ENTRIES:
__________________________________________________

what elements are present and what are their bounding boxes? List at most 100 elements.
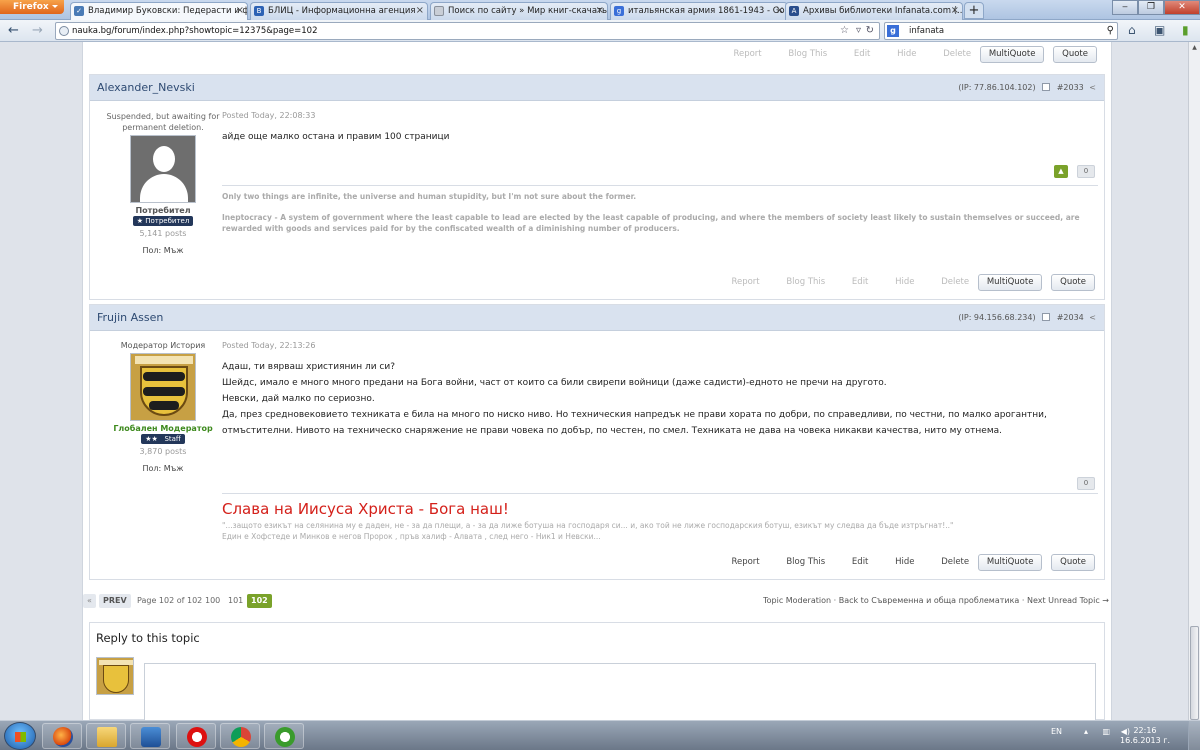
select-post-checkbox[interactable] <box>1042 83 1051 91</box>
home-icon[interactable]: ⌂ <box>1128 23 1136 37</box>
new-tab-button[interactable]: + <box>964 2 984 19</box>
windows-taskbar: EN ▴ ▥ ◀) 22:16 16.6.2013 г. <box>0 720 1200 750</box>
taskbar-firefox-button[interactable] <box>42 723 82 749</box>
close-tab-icon[interactable]: × <box>596 3 604 19</box>
back-to-forum-link[interactable]: Back to Съвременна и обща проблематика <box>839 596 1020 605</box>
addon-menu-icon[interactable]: ▣ <box>1154 23 1165 37</box>
tray-arrow-icon[interactable]: ▴ <box>1084 727 1088 736</box>
post-actions: Report Blog This Edit Hide Delete MultiQ… <box>707 554 1095 571</box>
blog-this-link[interactable]: Blog This <box>786 277 825 287</box>
minimize-button[interactable]: ‒ <box>1112 0 1138 15</box>
search-bar[interactable]: g infanata ⚲ <box>884 22 1118 40</box>
opera-icon <box>187 727 207 747</box>
signal-icon: ▮ <box>1182 23 1189 37</box>
browser-tab-1[interactable]: ✓ Владимир Буковски: Педерасти и ф... × <box>70 2 248 21</box>
url-bar[interactable]: nauka.bg/forum/index.php?showtopic=12375… <box>55 22 880 40</box>
start-button[interactable] <box>4 722 36 750</box>
post-body: айде още малко остана и правим 100 стран… <box>222 129 450 145</box>
delete-link[interactable]: Delete <box>943 49 971 59</box>
google-icon[interactable]: g <box>887 25 899 37</box>
taskbar-media-button[interactable] <box>130 723 170 749</box>
topic-moderation-link[interactable]: Topic Moderation <box>763 596 831 605</box>
post-count: 3,870 posts <box>139 447 187 456</box>
edit-link[interactable]: Edit <box>854 49 870 59</box>
multiquote-button[interactable]: MultiQuote <box>977 274 1043 291</box>
share-icon[interactable]: < <box>1089 83 1096 92</box>
close-tab-icon[interactable]: × <box>236 3 244 19</box>
current-page[interactable]: 102 <box>247 594 272 608</box>
browser-tab-2[interactable]: B БЛИЦ - Информационна агенция × <box>250 2 428 20</box>
next-unread-topic-link[interactable]: Next Unread Topic → <box>1027 596 1109 605</box>
author-group: Глобален Модератор <box>113 424 213 433</box>
page-link-100[interactable]: 100 <box>201 594 224 608</box>
hide-link[interactable]: Hide <box>895 277 914 287</box>
hide-link[interactable]: Hide <box>897 49 916 59</box>
close-window-button[interactable]: ✕ <box>1164 0 1200 15</box>
multiquote-button[interactable]: MultiQuote <box>979 46 1045 63</box>
dropdown-arrow-icon[interactable]: ▿ <box>856 23 861 39</box>
bookmark-star-icon[interactable]: ☆ <box>840 23 849 39</box>
scrollbar-thumb[interactable] <box>1190 626 1199 720</box>
restore-button[interactable]: ❐ <box>1138 0 1164 15</box>
author-gender: Пол: Мъж <box>142 464 184 473</box>
badge-label: Staff <box>164 435 181 443</box>
thumbs-up-icon[interactable]: ▲ <box>1054 165 1068 178</box>
clock-date: 16.6.2013 г. <box>1119 736 1170 745</box>
reply-editor[interactable] <box>144 663 1096 720</box>
multiquote-button[interactable]: MultiQuote <box>977 554 1043 571</box>
browser-tab-4[interactable]: g итальянская армия 1861-1943 - Goo... × <box>610 2 788 20</box>
post-line: Невски, дай малко по сериозно. <box>222 394 375 404</box>
quote-button[interactable]: Quote <box>1053 46 1097 63</box>
close-tab-icon[interactable]: × <box>951 3 959 19</box>
author-panel: Suspended, but awaiting for permanent de… <box>90 111 236 255</box>
network-icon[interactable]: ▥ <box>1102 727 1110 736</box>
default-avatar-icon[interactable] <box>130 135 196 203</box>
delete-link[interactable]: Delete <box>941 277 969 287</box>
show-desktop-button[interactable] <box>1188 721 1200 750</box>
search-icon[interactable]: ⚲ <box>1107 23 1114 39</box>
blog-this-link[interactable]: Blog This <box>786 557 825 567</box>
quote-button[interactable]: Quote <box>1051 554 1095 571</box>
post-number-link[interactable]: #2033 <box>1057 83 1084 92</box>
select-post-checkbox[interactable] <box>1042 313 1051 321</box>
browser-tab-3[interactable]: Поиск по сайту » Мир книг-скачать... × <box>430 2 608 20</box>
page-scrollbar[interactable]: ▲ <box>1188 42 1200 720</box>
language-indicator[interactable]: EN <box>1051 727 1062 736</box>
close-tab-icon[interactable]: × <box>416 3 424 19</box>
firefox-menu-button[interactable]: Firefox <box>0 0 64 14</box>
back-arrow-icon[interactable]: ← <box>8 23 19 38</box>
reload-icon[interactable]: ↻ <box>866 23 874 39</box>
quote-button[interactable]: Quote <box>1051 274 1095 291</box>
taskbar-explorer-button[interactable] <box>86 723 126 749</box>
page-link-101[interactable]: 101 <box>224 594 247 608</box>
share-icon[interactable]: < <box>1089 313 1096 322</box>
scroll-up-icon[interactable]: ▲ <box>1191 44 1198 51</box>
edit-link[interactable]: Edit <box>852 277 868 287</box>
browser-tab-5[interactable]: A Архивы библиотеки Infanata.com (... × <box>785 2 963 20</box>
url-text: nauka.bg/forum/index.php?showtopic=12375… <box>72 26 318 36</box>
edit-link[interactable]: Edit <box>852 557 868 567</box>
hide-link[interactable]: Hide <box>895 557 914 567</box>
report-link[interactable]: Report <box>733 49 761 59</box>
browser-navigation-bar: ← → nauka.bg/forum/index.php?showtopic=1… <box>0 20 1200 42</box>
infanata-favicon-icon: A <box>789 6 799 16</box>
post-author-name[interactable]: Alexander_Nevski <box>97 81 195 94</box>
post-author-name[interactable]: Frujin Assen <box>97 311 163 324</box>
coat-of-arms-avatar-icon[interactable] <box>130 353 196 421</box>
system-clock[interactable]: 22:16 16.6.2013 г. <box>1120 726 1170 746</box>
taskbar-opera-button[interactable] <box>176 723 216 749</box>
prev-page-button[interactable]: PREV <box>99 594 131 608</box>
delete-link[interactable]: Delete <box>941 557 969 567</box>
page-viewport: Report Blog This Edit Hide Delete MultiQ… <box>0 42 1188 720</box>
search-value: infanata <box>909 26 945 36</box>
report-link[interactable]: Report <box>731 277 759 287</box>
report-link[interactable]: Report <box>731 557 759 567</box>
forward-arrow-icon[interactable]: → <box>32 23 43 38</box>
taskbar-utorrent-button[interactable] <box>264 723 304 749</box>
first-page-button[interactable]: « <box>83 594 96 608</box>
taskbar-chrome-button[interactable] <box>220 723 260 749</box>
blog-this-link[interactable]: Blog This <box>788 49 827 59</box>
post-number-link[interactable]: #2034 <box>1057 313 1084 322</box>
badge-label: Потребител <box>145 217 190 225</box>
close-tab-icon[interactable]: × <box>776 3 784 19</box>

__________________________________________________

EXERCISE DIRECTIONS: Which lines in the material contain the string "arrow" with the same capitalization? Pull out each of those lines.

ANSWER:
tray-arrow-icon[interactable]: ▴ <box>1084 727 1088 736</box>
dropdown-arrow-icon[interactable]: ▿ <box>856 23 861 39</box>
back-arrow-icon[interactable]: ← <box>8 23 19 38</box>
forward-arrow-icon[interactable]: → <box>32 23 43 38</box>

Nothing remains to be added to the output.